**Data entries**
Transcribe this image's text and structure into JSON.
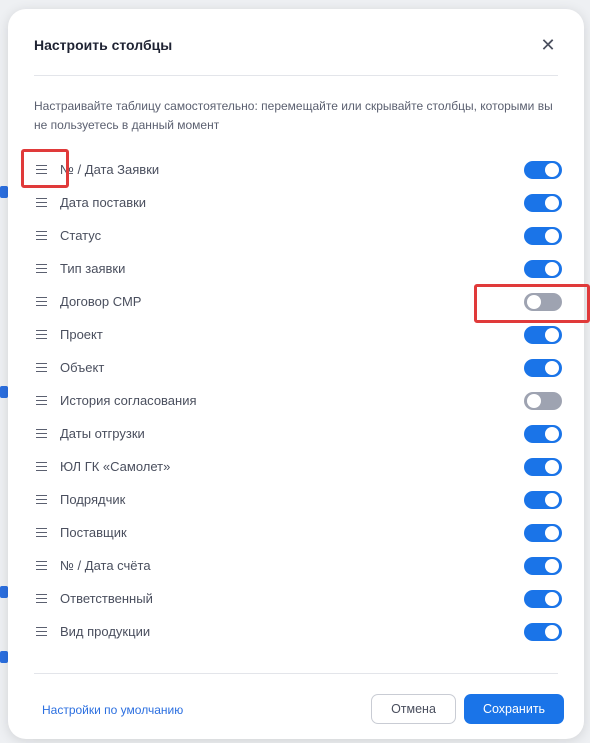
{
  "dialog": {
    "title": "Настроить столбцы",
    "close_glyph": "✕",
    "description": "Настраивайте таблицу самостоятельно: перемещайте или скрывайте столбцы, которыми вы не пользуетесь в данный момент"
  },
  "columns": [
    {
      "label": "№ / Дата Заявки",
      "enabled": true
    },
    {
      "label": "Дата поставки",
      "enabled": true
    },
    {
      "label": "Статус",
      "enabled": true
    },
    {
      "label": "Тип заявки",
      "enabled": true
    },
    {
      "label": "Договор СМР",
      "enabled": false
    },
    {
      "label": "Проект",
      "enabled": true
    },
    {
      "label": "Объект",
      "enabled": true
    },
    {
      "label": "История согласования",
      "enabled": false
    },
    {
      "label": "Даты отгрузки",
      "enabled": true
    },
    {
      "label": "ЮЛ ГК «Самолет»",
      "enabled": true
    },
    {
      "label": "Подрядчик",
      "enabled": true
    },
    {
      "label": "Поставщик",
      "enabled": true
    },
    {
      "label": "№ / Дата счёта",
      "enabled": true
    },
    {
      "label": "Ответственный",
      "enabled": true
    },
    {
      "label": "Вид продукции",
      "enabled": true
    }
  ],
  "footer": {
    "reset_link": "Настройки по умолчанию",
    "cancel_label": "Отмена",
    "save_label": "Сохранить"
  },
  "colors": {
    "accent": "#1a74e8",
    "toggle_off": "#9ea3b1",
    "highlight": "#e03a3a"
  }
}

**Task goal**
Find the word "столбцы" in the data and copy out each line where it turns up.

**Answer to this task**
    "title": "Настроить столбцы",
    "description": "Настраивайте таблицу самостоятельно: перемещайте или скрывайте столбцы, которыми вы не пользуетесь в данный момент"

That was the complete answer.